A previous study demonstrated that neoadjuvant radiotherapy enhanced CD8 + T effector cell infiltration in the TME of ESCC32. In our study, it is worth noting that NAT led to a significant decrease in the proportion of prolif Tex cells within T cells, whereas the proportion of Teff cells increased. Additionally, in untreated samples, prolif Tex cells were predominantly localized in the region associated with unipotent differentiation potential. However, following NAT treatment, prolif Tex cells were more frequently observed in regions associated with the oligopotent differentiation potential. These findings indicate that prolif Tex cells are highly responsive to NAT treatment and hold potential as a predictive biomarker for treatment response.

There are also several limitations in this study. First, the in-house ESCC cohort included a limited number of patients, which may reduce the robustness of prognostic gene selection, and larger cohorts will be required for more comprehensive modeling in the future. While the transcriptome-level analysis and TCR-seq data have provided insights into the characteristics of prolif Tex cells, the integration of additional modalities, such as spatial transcriptomics and ATAC-seq, is absent. Incorporating these modalities could facilitate the exploration of the spatial distribution of prolif Tex cells in ESCC and the identification of transcriptional regulatory factors driving their differentiation. Future research should prioritize leveraging publicly available multi-modal omics data or collecting new samples for experimental data acquisition. Furthermore, whether prolif Tex cells are broadly present in other cancers and whether they hold prognostic significance remain unresolved questions that require comprehensive pan-cancer analyses. Finally, although a correlation between the presence of prolif Tex cells and improved prognosis has been observed in this study, the biological functions and mechanisms underlying this phenomenon remain unclear due to the absence of cellular, molecular, and animal model studies. Addressing these gaps will be an important focus for future investigations.

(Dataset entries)

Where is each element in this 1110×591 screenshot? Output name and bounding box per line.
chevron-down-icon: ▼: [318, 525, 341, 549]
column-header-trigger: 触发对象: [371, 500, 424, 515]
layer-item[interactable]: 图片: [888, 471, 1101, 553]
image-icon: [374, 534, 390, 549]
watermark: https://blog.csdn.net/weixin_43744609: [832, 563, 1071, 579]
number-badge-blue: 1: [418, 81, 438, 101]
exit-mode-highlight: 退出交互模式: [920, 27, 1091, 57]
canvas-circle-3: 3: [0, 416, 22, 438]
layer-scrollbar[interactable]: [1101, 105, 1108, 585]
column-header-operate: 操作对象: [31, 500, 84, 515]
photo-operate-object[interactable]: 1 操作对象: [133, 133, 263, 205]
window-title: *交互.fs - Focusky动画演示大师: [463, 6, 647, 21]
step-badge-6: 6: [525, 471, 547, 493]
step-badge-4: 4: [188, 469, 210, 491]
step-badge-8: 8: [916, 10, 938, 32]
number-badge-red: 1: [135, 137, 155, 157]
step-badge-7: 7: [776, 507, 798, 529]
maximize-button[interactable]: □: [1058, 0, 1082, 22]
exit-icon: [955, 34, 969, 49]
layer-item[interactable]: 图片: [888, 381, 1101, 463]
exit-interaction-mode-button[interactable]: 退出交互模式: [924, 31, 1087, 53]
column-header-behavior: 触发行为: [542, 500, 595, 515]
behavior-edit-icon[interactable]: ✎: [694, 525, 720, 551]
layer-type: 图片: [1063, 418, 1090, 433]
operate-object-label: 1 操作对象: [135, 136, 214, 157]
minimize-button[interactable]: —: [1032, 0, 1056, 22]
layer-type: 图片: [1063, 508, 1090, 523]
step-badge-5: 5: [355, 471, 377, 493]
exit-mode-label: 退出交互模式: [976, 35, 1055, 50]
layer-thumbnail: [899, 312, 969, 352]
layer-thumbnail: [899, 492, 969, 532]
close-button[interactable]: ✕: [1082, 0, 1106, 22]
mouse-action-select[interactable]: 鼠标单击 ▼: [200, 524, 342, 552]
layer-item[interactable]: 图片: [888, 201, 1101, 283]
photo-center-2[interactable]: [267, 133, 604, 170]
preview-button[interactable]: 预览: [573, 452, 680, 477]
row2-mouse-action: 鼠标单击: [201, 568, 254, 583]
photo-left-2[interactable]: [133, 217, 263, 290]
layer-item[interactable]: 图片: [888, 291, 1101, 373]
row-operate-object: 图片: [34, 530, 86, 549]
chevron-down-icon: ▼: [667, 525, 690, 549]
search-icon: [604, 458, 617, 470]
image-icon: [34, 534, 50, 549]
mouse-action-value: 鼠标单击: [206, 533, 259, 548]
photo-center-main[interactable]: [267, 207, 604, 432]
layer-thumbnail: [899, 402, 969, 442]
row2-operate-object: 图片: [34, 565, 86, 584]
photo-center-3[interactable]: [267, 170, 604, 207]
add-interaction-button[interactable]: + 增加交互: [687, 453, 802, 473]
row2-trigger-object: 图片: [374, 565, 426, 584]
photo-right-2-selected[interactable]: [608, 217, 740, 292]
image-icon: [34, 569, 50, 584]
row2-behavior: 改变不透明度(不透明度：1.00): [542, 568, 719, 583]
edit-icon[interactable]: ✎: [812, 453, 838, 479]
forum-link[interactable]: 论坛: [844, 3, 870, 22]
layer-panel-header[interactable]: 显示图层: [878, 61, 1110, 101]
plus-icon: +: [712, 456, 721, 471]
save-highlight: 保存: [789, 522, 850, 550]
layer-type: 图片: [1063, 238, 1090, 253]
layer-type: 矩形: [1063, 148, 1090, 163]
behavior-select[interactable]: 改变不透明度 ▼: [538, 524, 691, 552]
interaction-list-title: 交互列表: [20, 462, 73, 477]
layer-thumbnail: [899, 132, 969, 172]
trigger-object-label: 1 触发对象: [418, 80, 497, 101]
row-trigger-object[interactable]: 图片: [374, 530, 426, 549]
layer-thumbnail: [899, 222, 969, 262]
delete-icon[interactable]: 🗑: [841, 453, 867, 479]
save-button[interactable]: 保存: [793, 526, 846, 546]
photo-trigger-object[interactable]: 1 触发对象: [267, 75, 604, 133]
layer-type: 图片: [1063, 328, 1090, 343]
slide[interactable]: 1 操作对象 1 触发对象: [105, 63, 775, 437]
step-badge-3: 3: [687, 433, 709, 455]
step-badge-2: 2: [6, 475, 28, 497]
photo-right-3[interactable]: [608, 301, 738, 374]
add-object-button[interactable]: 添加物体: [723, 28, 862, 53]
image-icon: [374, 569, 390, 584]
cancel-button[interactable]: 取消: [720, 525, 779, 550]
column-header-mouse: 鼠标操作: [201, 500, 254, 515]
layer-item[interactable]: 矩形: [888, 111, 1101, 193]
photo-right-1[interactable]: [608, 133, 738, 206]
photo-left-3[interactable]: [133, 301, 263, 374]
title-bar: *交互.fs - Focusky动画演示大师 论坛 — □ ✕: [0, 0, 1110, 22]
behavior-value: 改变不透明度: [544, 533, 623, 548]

INSTRUCTIONS →
1 – List each limitation that the passage on prolif Tex cells in ESCC gives for the study.
2 – Carry the passage on prolif Tex cells in ESCC further, starting after its last sentence.

EXPECTED RESPONSES →
1 –
- The in-house ESCC cohort included a limited number of patients, which may reduce the robustness of prognostic gene selection.
- Additional modalities, such as spatial transcriptomics and ATAC-seq, were not integrated.
- Whether prolif Tex cells are broadly present in other cancers, and whether they hold prognostic significance there, remains unresolved.
- The biological functions and mechanisms behind the link between prolif Tex cells and improved prognosis remain unclear, because cellular, molecular, and animal model studies are absent.

2 –
In brief, this study is the first to identify prolif Tex cells in ESCC, demonstrating that their infiltration is associated with improved survival in ESCC patients. These findings offer new insights into the role of exhausted T cell heterogeneity in tumor immunity.

Conclusions

In this study, we identified a novel subset of prolif Tex cells within ESCC tumor microenvironment, characterized by coexpression of exhaustion and proliferation markers. A higher infiltration of prolif Tex cells was associated with improved patient survival. These cells originated from conventional Tex and were specially enriched in tumor tissue. Furthermore, a prolif Tex cell-based prognostic model demonstrated efficacy in predicting the prognosis of ESCC patients. Our findings underscore the potential of prolif Tex cells as a biomarker and therapeutic target in ESCC, offering valuable insights for risk stratification and predicting responses to immunotherapy.